[Data excerpts]
+++
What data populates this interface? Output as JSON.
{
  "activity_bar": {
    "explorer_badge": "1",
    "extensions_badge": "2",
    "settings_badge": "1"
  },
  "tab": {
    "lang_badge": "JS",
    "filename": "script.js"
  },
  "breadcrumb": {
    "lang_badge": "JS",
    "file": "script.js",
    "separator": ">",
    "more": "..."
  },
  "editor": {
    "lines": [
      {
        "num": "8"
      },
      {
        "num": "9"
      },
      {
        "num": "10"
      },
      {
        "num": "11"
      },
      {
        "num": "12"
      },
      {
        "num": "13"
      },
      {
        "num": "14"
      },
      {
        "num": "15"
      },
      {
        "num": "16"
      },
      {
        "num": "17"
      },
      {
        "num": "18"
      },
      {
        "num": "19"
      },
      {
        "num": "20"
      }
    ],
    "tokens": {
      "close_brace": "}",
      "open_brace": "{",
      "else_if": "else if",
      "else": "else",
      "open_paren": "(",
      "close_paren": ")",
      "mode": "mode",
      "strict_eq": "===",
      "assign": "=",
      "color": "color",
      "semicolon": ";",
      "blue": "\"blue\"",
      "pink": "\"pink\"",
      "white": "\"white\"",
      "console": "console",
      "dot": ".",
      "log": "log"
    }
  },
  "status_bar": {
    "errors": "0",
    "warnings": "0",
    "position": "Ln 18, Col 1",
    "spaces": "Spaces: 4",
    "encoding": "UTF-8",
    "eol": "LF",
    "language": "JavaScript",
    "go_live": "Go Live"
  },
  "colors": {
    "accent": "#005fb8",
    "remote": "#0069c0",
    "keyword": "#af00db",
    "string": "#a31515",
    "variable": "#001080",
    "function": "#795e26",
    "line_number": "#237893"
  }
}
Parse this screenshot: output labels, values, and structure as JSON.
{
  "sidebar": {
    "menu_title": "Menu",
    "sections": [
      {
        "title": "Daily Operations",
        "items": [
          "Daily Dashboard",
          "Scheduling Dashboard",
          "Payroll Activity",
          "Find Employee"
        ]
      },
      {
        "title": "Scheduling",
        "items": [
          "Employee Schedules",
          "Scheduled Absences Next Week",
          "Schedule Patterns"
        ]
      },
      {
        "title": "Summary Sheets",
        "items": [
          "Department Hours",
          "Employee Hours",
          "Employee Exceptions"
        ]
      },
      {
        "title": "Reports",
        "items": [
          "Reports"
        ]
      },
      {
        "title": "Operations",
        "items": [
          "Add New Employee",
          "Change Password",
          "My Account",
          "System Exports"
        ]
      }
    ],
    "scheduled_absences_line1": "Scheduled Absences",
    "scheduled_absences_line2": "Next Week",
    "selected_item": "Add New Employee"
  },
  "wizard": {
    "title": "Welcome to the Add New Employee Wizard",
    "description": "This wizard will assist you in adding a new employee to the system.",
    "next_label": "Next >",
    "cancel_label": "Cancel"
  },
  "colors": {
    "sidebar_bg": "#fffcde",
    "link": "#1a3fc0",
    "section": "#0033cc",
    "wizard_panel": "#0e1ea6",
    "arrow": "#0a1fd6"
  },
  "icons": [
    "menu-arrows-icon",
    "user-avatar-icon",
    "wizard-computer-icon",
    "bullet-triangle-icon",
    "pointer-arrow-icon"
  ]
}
+++
Repeat the records exactly, including every line.

What data populates this interface? Output as JSON.
{
  "activity_bar": {
    "explorer_badge": "1",
    "extensions_badge": "2",
    "settings_badge": "1"
  },
  "tab": {
    "lang_badge": "JS",
    "filename": "script.js"
  },
  "breadcrumb": {
    "lang_badge": "JS",
    "file": "script.js",
    "separator": ">",
    "more": "..."
  },
  "editor": {
    "lines": [
      {
        "num": "8"
      },
      {
        "num": "9"
      },
      {
        "num": "10"
      },
      {
        "num": "11"
      },
      {
        "num": "12"
      },
      {
        "num": "13"
      },
      {
        "num": "14"
      },
      {
        "num": "15"
      },
      {
        "num": "16"
      },
      {
        "num": "17"
      },
      {
        "num": "18"
      },
      {
        "num": "19"
      },
      {
        "num": "20"
      }
    ],
    "tokens": {
      "close_brace": "}",
      "open_brace": "{",
      "else_if": "else if",
      "else": "else",
      "open_paren": "(",
      "close_paren": ")",
      "mode": "mode",
      "strict_eq": "===",
      "assign": "=",
      "color": "color",
      "semicolon": ";",
      "blue": "\"blue\"",
      "pink": "\"pink\"",
      "white": "\"white\"",
      "console": "console",
      "dot": ".",
      "log": "log"
    }
  },
  "status_bar": {
    "errors": "0",
    "warnings": "0",
    "position": "Ln 18, Col 1",
    "spaces": "Spaces: 4",
    "encoding": "UTF-8",
    "eol": "LF",
    "language": "JavaScript",
    "go_live": "Go Live"
  },
  "colors": {
    "accent": "#005fb8",
    "remote": "#0069c0",
    "keyword": "#af00db",
    "string": "#a31515",
    "variable": "#001080",
    "function": "#795e26",
    "line_number": "#237893"
  }
}
Parse this screenshot: output labels, values, and structure as JSON.
{
  "sidebar": {
    "menu_title": "Menu",
    "sections": [
      {
        "title": "Daily Operations",
        "items": [
          "Daily Dashboard",
          "Scheduling Dashboard",
          "Payroll Activity",
          "Find Employee"
        ]
      },
      {
        "title": "Scheduling",
        "items": [
          "Employee Schedules",
          "Scheduled Absences Next Week",
          "Schedule Patterns"
        ]
      },
      {
        "title": "Summary Sheets",
        "items": [
          "Department Hours",
          "Employee Hours",
          "Employee Exceptions"
        ]
      },
      {
        "title": "Reports",
        "items": [
          "Reports"
        ]
      },
      {
        "title": "Operations",
        "items": [
          "Add New Employee",
          "Change Password",
          "My Account",
          "System Exports"
        ]
      }
    ],
    "scheduled_absences_line1": "Scheduled Absences",
    "scheduled_absences_line2": "Next Week",
    "selected_item": "Add New Employee"
  },
  "wizard": {
    "title": "Welcome to the Add New Employee Wizard",
    "description": "This wizard will assist you in adding a new employee to the system.",
    "next_label": "Next >",
    "cancel_label": "Cancel"
  },
  "colors": {
    "sidebar_bg": "#fffcde",
    "link": "#1a3fc0",
    "section": "#0033cc",
    "wizard_panel": "#0e1ea6",
    "arrow": "#0a1fd6"
  },
  "icons": [
    "menu-arrows-icon",
    "user-avatar-icon",
    "wizard-computer-icon",
    "bullet-triangle-icon",
    "pointer-arrow-icon"
  ]
}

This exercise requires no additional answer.